Start of DATA FOR THE TASK
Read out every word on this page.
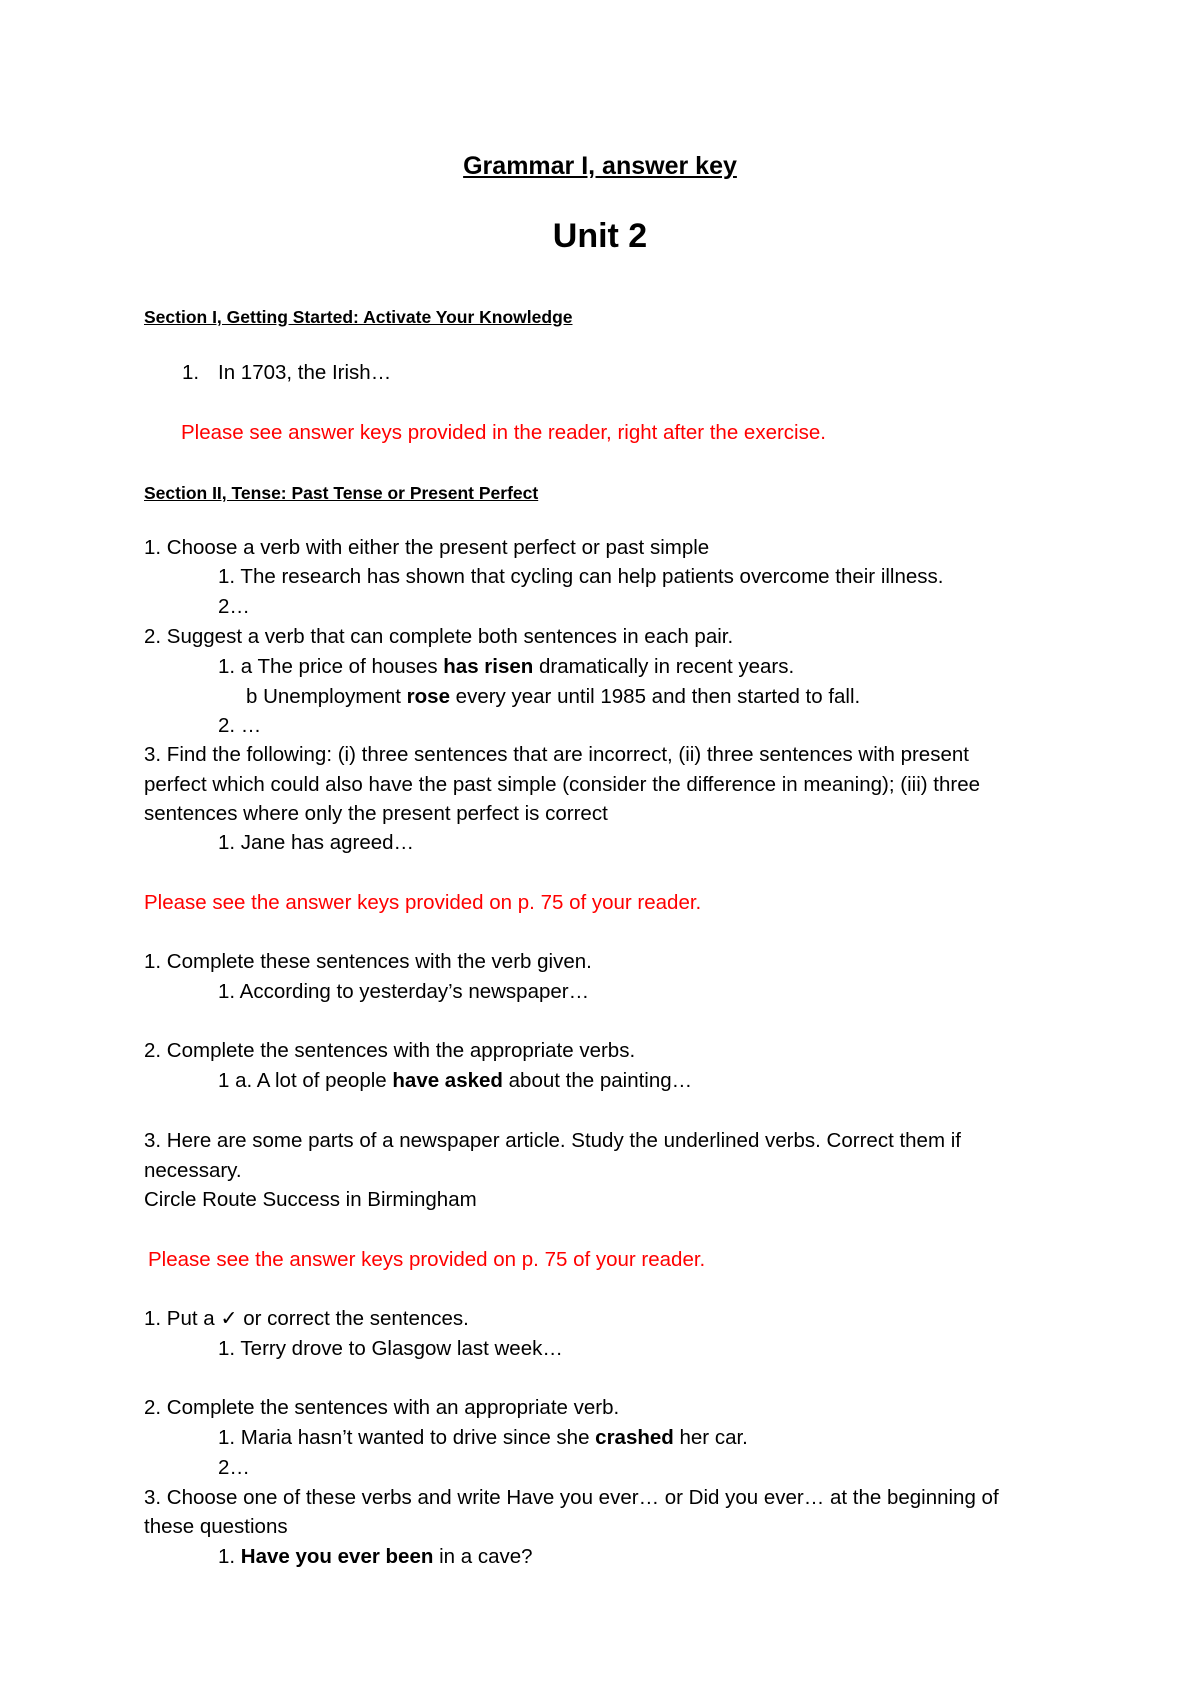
Grammar I, answer key
Unit 2
Section I, Getting Started: Activate Your Knowledge
1. In 1703, the Irish…
Please see answer keys provided in the reader, right after the exercise.
Section II, Tense: Past Tense or Present Perfect
1. Choose a verb with either the present perfect or past simple
1. The research has shown that cycling can help patients overcome their illness.
2…
2. Suggest a verb that can complete both sentences in each pair.
1. a The price of houses has risen dramatically in recent years.
b Unemployment rose every year until 1985 and then started to fall.
2. …
3. Find the following: (i) three sentences that are incorrect, (ii) three sentences with present
perfect which could also have the past simple (consider the difference in meaning); (iii) three
sentences where only the present perfect is correct
1. Jane has agreed…
Please see the answer keys provided on p. 75 of your reader.
1. Complete these sentences with the verb given.
1. According to yesterday’s newspaper…
2. Complete the sentences with the appropriate verbs.
1 a. A lot of people have asked about the painting…
3. Here are some parts of a newspaper article. Study the underlined verbs. Correct them if
necessary.
Circle Route Success in Birmingham
Please see the answer keys provided on p. 75 of your reader.
1. Put a ✓ or correct the sentences.
1. Terry drove to Glasgow last week…
2. Complete the sentences with an appropriate verb.
1. Maria hasn’t wanted to drive since she crashed her car.
2…
3. Choose one of these verbs and write Have you ever… or Did you ever… at the beginning of
these questions
1. Have you ever been in a cave?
End of DATA FOR THE TASK
THE PROBLEM » Search the records for the word "appropriate" and copy every line where it occurs.

PROBLEM SOLUTION »
2. Complete the sentences with the appropriate verbs.
2. Complete the sentences with an appropriate verb.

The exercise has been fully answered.